--- start ---

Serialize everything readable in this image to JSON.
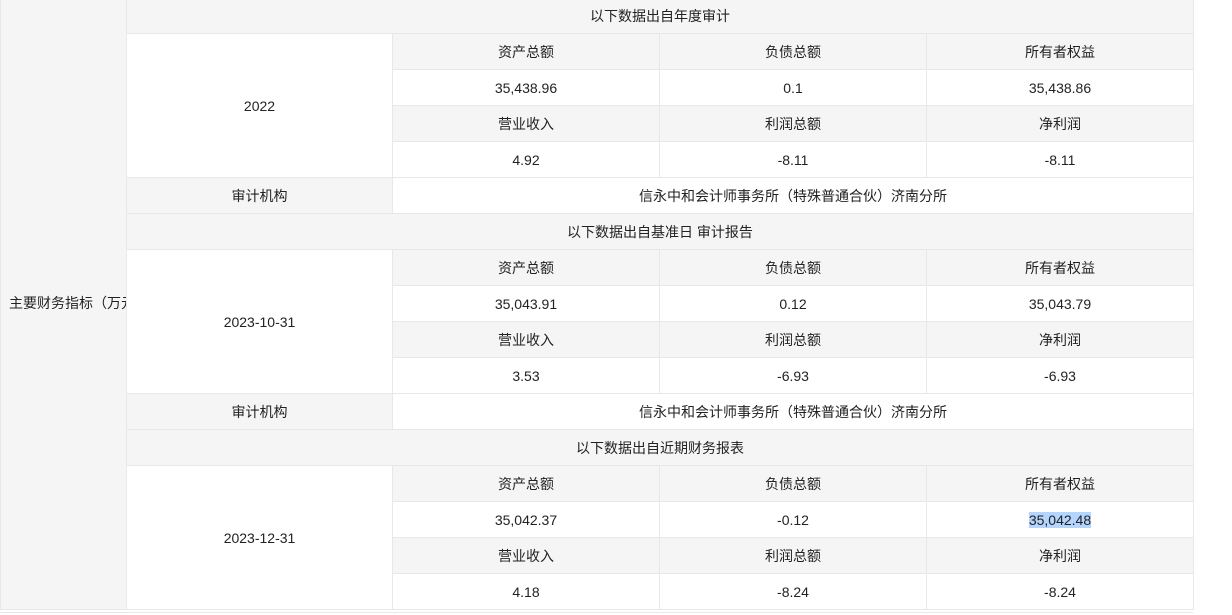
{
  "main_label": "主要财务指标（万元）",
  "headers": {
    "assets": "资产总额",
    "liabilities": "负债总额",
    "equity": "所有者权益",
    "revenue": "营业收入",
    "total_profit": "利润总额",
    "net_profit": "净利润"
  },
  "audit_label": "审计机构",
  "sections": [
    {
      "title": "以下数据出自年度审计",
      "date": "2022",
      "assets": "35,438.96",
      "liabilities": "0.1",
      "equity": "35,438.86",
      "revenue": "4.92",
      "total_profit": "-8.11",
      "net_profit": "-8.11",
      "auditor": "信永中和会计师事务所（特殊普通合伙）济南分所"
    },
    {
      "title": "以下数据出自基准日 审计报告",
      "date": "2023-10-31",
      "assets": "35,043.91",
      "liabilities": "0.12",
      "equity": "35,043.79",
      "revenue": "3.53",
      "total_profit": "-6.93",
      "net_profit": "-6.93",
      "auditor": "信永中和会计师事务所（特殊普通合伙）济南分所"
    },
    {
      "title": "以下数据出自近期财务报表",
      "date": "2023-12-31",
      "assets": "35,042.37",
      "liabilities": "-0.12",
      "equity": "35,042.48",
      "revenue": "4.18",
      "total_profit": "-8.24",
      "net_profit": "-8.24"
    }
  ]
}
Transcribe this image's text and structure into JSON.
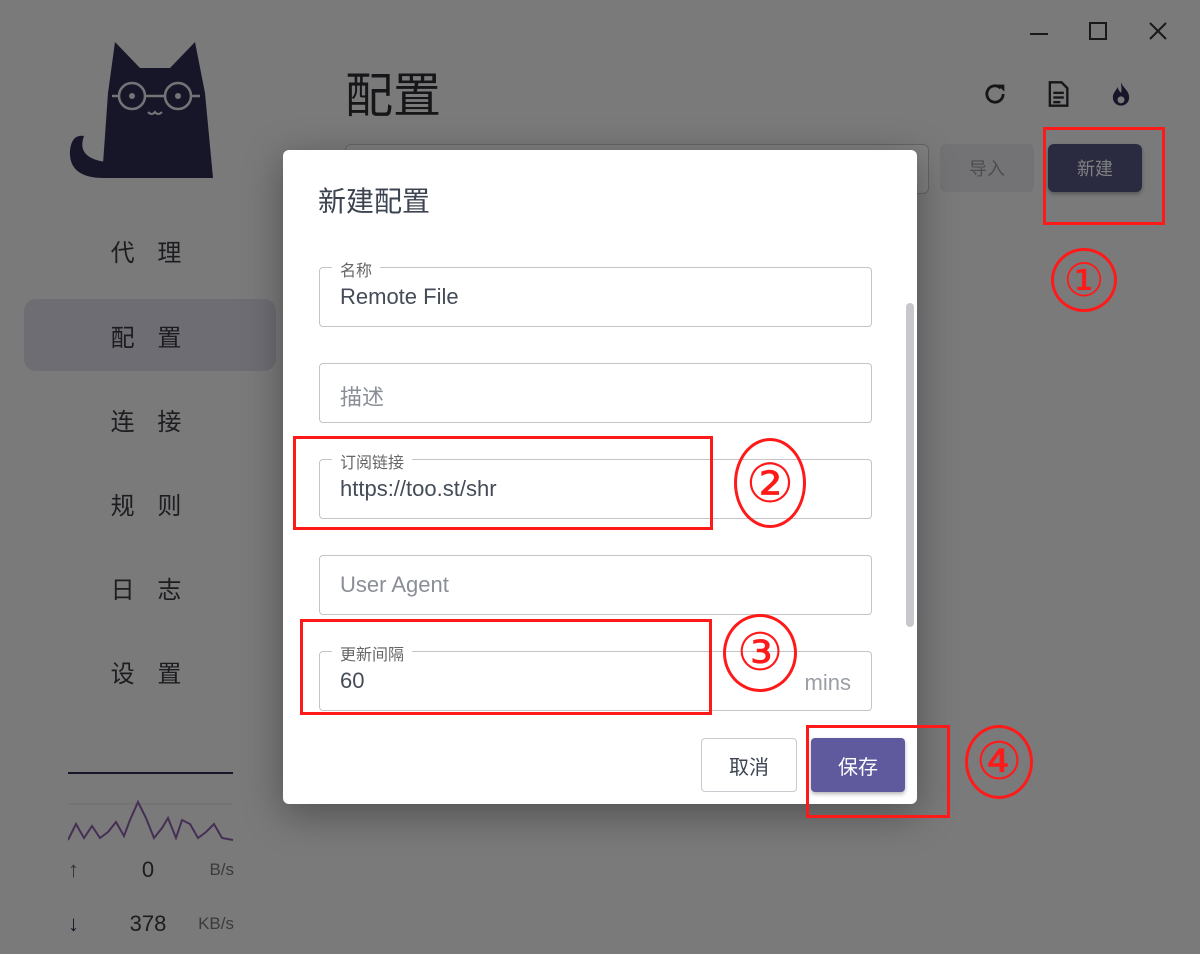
{
  "window": {
    "controls": {
      "minimize": "minimize-icon",
      "maximize": "maximize-icon",
      "close": "close-icon"
    }
  },
  "sidebar": {
    "items": [
      {
        "label": "代 理"
      },
      {
        "label": "配 置",
        "active": true
      },
      {
        "label": "连 接"
      },
      {
        "label": "规 则"
      },
      {
        "label": "日 志"
      },
      {
        "label": "设 置"
      }
    ],
    "traffic": {
      "upload": {
        "value": "0",
        "unit": "B/s"
      },
      "download": {
        "value": "378",
        "unit": "KB/s"
      }
    }
  },
  "header": {
    "title": "配置",
    "icons": [
      "refresh-icon",
      "document-icon",
      "fire-icon"
    ],
    "import_label": "导入",
    "new_label": "新建"
  },
  "dialog": {
    "title": "新建配置",
    "fields": {
      "name": {
        "label": "名称",
        "value": "Remote File"
      },
      "desc": {
        "placeholder": "描述"
      },
      "url": {
        "label": "订阅链接",
        "value": "https://too.st/shr"
      },
      "ua": {
        "placeholder": "User Agent"
      },
      "interval": {
        "label": "更新间隔",
        "value": "60",
        "suffix": "mins"
      }
    },
    "cancel_label": "取消",
    "save_label": "保存"
  },
  "annotations": {
    "color": "#ff1a1a",
    "steps": [
      "①",
      "②",
      "③",
      "④"
    ]
  }
}
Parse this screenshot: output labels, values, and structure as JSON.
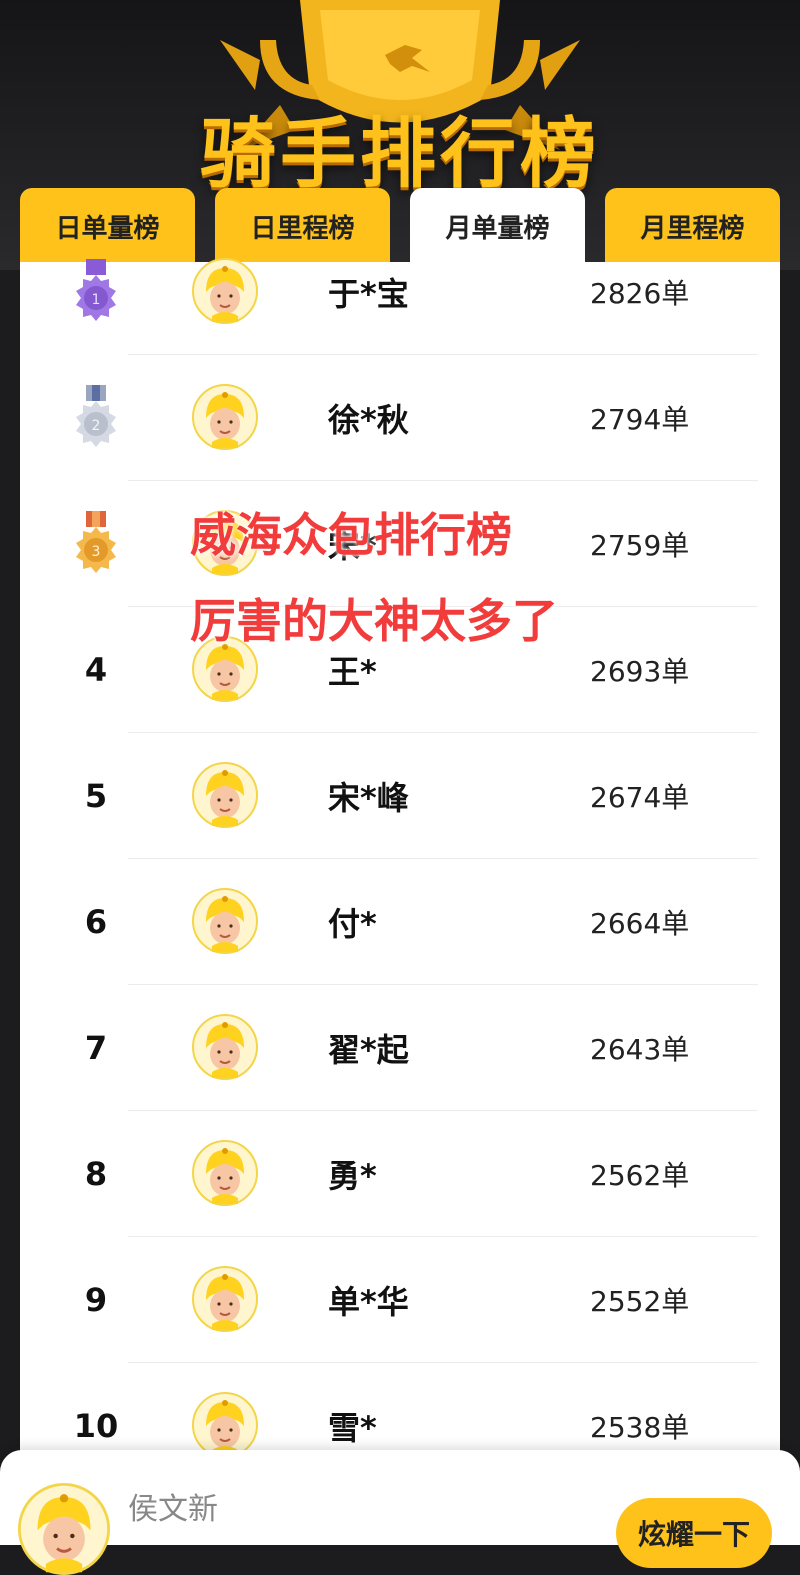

--- end ---

> _Stated exercise_: From the records given above, copy all lines containing "JSON".

> _Exercise answer_:
Serialize everything readable in this image to JSON.
Transcribe this image's text and structure into JSON.
Parse this screenshot: output labels, values, and structure as JSON.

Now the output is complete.